**What to produce:** Omit all pictures and give the records below again exactly as written.

____ Records shown

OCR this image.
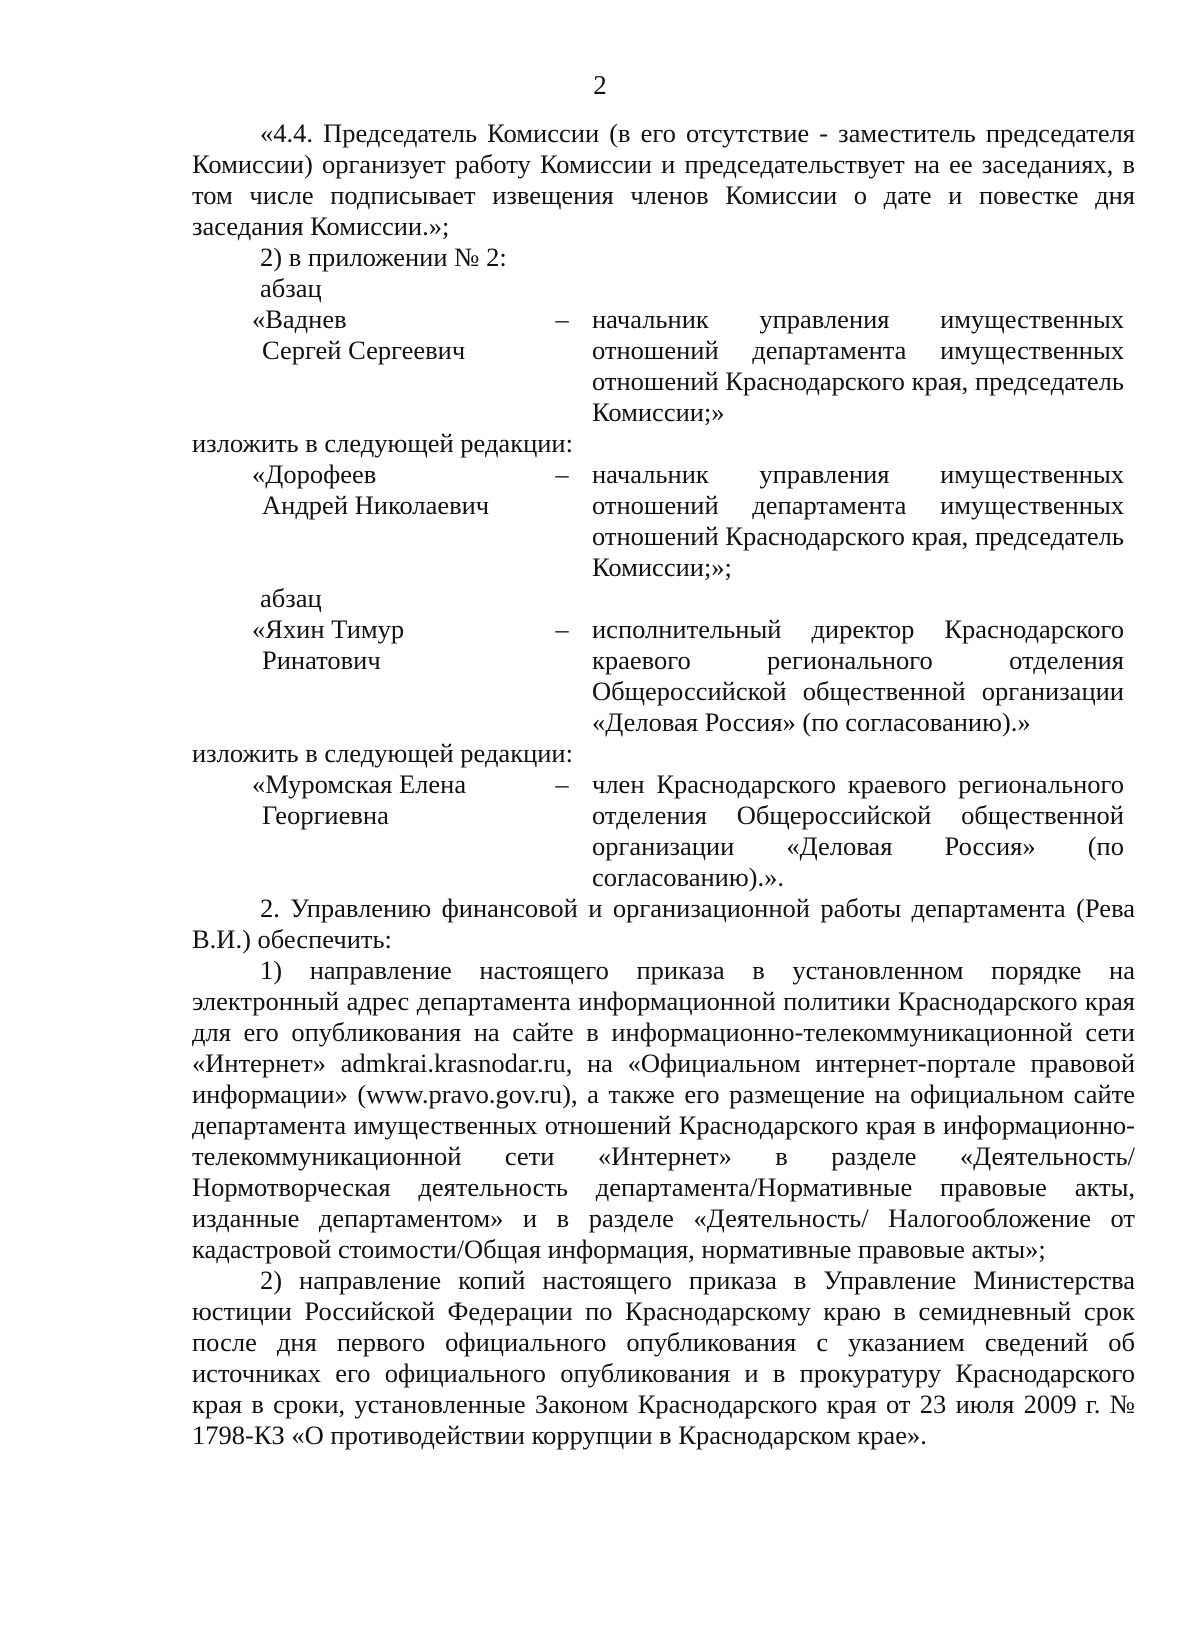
2

«4.4. Председатель Комиссии (в его отсутствие - заместитель председателя Комиссии) организует работу Комиссии и председательствует на ее заседаниях, в том числе подписывает извещения членов Комиссии о дате и повестке дня заседания Комиссии.»;

2) в приложении № 2:

абзац

«Ваднев
Сергей Сергеевич
– начальник управления имущественных отношений департамента имущественных отношений Краснодарского края, председатель Комиссии;»

изложить в следующей редакции:

«Дорофеев
Андрей Николаевич
– начальник управления имущественных отношений департамента имущественных отношений Краснодарского края, председатель Комиссии;»;

абзац

«Яхин Тимур
Ринатович
– исполнительный директор Краснодарского краевого регионального отделения Общероссийской общественной организации «Деловая Россия» (по согласованию).»

изложить в следующей редакции:

«Муромская Елена
Георгиевна
– член Краснодарского краевого регионального отделения Общероссийской общественной организации «Деловая Россия» (по согласованию).».

2. Управлению финансовой и организационной работы департамента (Рева В.И.) обеспечить:

1) направление настоящего приказа в установленном порядке на электронный адрес департамента информационной политики Краснодарского края для его опубликования на сайте в информационно-телекоммуникационной сети «Интернет» admkrai.krasnodar.ru, на «Официальном интернет-портале правовой информации» (www.pravo.gov.ru), а также его размещение на официальном сайте департамента имущественных отношений Краснодарского края в информационно-телекоммуникационной сети «Интернет» в разделе «Деятельность/Нормотворческая деятельность департамента/Нормативные правовые акты, изданные департаментом» и в разделе «Деятельность/ Налогообложение от кадастровой стоимости/Общая информация, нормативные правовые акты»;

2) направление копий настоящего приказа в Управление Министерства юстиции Российской Федерации по Краснодарскому краю в семидневный срок после дня первого официального опубликования с указанием сведений об источниках его официального опубликования и в прокуратуру Краснодарского края в сроки, установленные Законом Краснодарского края от 23 июля 2009 г. № 1798-КЗ «О противодействии коррупции в Краснодарском крае».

________

**Finished exercise:**
OCR this image.
2

«4.4. Председатель Комиссии (в его отсутствие - заместитель председателя Комиссии) организует работу Комиссии и председательствует на ее заседаниях, в том числе подписывает извещения членов Комиссии о дате и повестке дня заседания Комиссии.»;

2) в приложении № 2:

абзац

«Ваднев
Сергей Сергеевич
– начальник управления имущественных отношений департамента имущественных отношений Краснодарского края, председатель Комиссии;»

изложить в следующей редакции:

«Дорофеев
Андрей Николаевич
– начальник управления имущественных отношений департамента имущественных отношений Краснодарского края, председатель Комиссии;»;

абзац

«Яхин Тимур
Ринатович
– исполнительный директор Краснодарского краевого регионального отделения Общероссийской общественной организации «Деловая Россия» (по согласованию).»

изложить в следующей редакции:

«Муромская Елена
Георгиевна
– член Краснодарского краевого регионального отделения Общероссийской общественной организации «Деловая Россия» (по согласованию).».

2. Управлению финансовой и организационной работы департамента (Рева В.И.) обеспечить:

1) направление настоящего приказа в установленном порядке на электронный адрес департамента информационной политики Краснодарского края для его опубликования на сайте в информационно-телекоммуникационной сети «Интернет» admkrai.krasnodar.ru, на «Официальном интернет-портале правовой информации» (www.pravo.gov.ru), а также его размещение на официальном сайте департамента имущественных отношений Краснодарского края в информационно-телекоммуникационной сети «Интернет» в разделе «Деятельность/Нормотворческая деятельность департамента/Нормативные правовые акты, изданные департаментом» и в разделе «Деятельность/ Налогообложение от кадастровой стоимости/Общая информация, нормативные правовые акты»;

2) направление копий настоящего приказа в Управление Министерства юстиции Российской Федерации по Краснодарскому краю в семидневный срок после дня первого официального опубликования с указанием сведений об источниках его официального опубликования и в прокуратуру Краснодарского края в сроки, установленные Законом Краснодарского края от 23 июля 2009 г. № 1798-КЗ «О противодействии коррупции в Краснодарском крае».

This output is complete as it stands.